READING TEXT
**********

If you take a look at the signature, it does in fact appear to have a length of 257 instead of 256.

Interestingly, we have three environments utilizing the same code with samlify and the same IDP and only one environment has this issue. The environment that fails always fails, the environments that work always work.

Any thoughts/ideas on how to troubleshoot this?

tngan commented 6 years ago

@securityvoid Interesting, will need to take some time to have a look.

tngan commented 5 years ago

@securityvoid What are the difference(s) among your three environments ?

securityvoid commented 5 years ago

@tngan There is nothing different between the three environments besides the certificates. Code is literally deployed directly from source-control and the same source has been promoted to all environments.

**********

SUPPLIED RECORDS
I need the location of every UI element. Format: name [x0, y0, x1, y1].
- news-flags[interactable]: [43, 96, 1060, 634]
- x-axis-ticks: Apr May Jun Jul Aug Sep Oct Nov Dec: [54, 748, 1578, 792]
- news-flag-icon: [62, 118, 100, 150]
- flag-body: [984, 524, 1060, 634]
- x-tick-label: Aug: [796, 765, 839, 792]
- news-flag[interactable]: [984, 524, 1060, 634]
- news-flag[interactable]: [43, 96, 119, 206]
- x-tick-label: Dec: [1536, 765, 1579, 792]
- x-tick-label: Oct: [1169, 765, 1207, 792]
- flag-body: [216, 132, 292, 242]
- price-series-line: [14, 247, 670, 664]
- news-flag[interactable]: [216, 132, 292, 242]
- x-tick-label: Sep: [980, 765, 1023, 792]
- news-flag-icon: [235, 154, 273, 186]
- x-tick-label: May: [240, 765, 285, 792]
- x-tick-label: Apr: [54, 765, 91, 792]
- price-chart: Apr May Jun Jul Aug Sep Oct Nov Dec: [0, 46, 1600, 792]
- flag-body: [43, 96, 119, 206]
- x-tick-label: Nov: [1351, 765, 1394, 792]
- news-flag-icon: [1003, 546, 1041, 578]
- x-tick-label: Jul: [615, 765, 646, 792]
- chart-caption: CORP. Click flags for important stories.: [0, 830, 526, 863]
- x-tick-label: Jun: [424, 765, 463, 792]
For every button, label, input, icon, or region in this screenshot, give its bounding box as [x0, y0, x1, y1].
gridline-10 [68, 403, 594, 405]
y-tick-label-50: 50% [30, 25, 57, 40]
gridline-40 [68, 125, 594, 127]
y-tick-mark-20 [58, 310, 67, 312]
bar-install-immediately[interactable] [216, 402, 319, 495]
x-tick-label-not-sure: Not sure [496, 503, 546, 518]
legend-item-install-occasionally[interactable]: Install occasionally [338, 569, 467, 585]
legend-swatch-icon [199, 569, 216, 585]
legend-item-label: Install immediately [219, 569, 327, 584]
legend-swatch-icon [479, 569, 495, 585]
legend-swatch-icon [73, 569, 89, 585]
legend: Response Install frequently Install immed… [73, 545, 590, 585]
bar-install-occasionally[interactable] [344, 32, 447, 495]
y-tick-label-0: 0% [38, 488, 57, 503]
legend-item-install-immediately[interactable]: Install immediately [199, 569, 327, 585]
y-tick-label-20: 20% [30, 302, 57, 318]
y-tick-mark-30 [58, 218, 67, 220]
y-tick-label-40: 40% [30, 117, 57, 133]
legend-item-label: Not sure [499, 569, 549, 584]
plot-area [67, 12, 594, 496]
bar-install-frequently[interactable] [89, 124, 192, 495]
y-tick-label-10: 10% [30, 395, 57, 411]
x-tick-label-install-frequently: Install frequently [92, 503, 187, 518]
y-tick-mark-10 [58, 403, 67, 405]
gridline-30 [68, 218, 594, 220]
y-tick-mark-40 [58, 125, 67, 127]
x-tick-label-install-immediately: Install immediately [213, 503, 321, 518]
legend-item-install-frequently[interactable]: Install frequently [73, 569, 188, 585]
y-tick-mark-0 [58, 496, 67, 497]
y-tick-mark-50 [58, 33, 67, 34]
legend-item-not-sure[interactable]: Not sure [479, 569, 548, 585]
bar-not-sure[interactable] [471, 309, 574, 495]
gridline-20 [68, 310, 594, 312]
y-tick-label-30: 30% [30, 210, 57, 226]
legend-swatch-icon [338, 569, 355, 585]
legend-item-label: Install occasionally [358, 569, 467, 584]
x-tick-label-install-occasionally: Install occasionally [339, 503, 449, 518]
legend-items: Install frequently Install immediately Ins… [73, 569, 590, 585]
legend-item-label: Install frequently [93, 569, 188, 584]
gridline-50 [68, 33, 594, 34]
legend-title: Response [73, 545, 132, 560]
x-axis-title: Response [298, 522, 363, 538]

**********

WHAT TO DO
**A.** In the samlify issue thread, what length does the signature appear to have instead of 256?
**B.** Write the next part of the samlify issue thread, picking up after its last comment.
The data isn't needed for anything here.

OUTPUTS FOR THE TASKS
**A.** A length of 257.

**B.**
tngan commented 4 years ago

@securityvoid Have you resolved this issue?

securityvoid commented 4 years ago

I worked around this, but I never resolved it.

I regenerated my SSL Certificates for the environment and the new certificates worked fine for that environment.

As I recall (This was awhile ago); I had to regenerate the certificate several times to finally get one that worked and one out of every 5 or so would still fail.

I moved on with one of the working certificates.

tngan commented 4 years ago

Ok, thanks for your update, then let me close this issue first.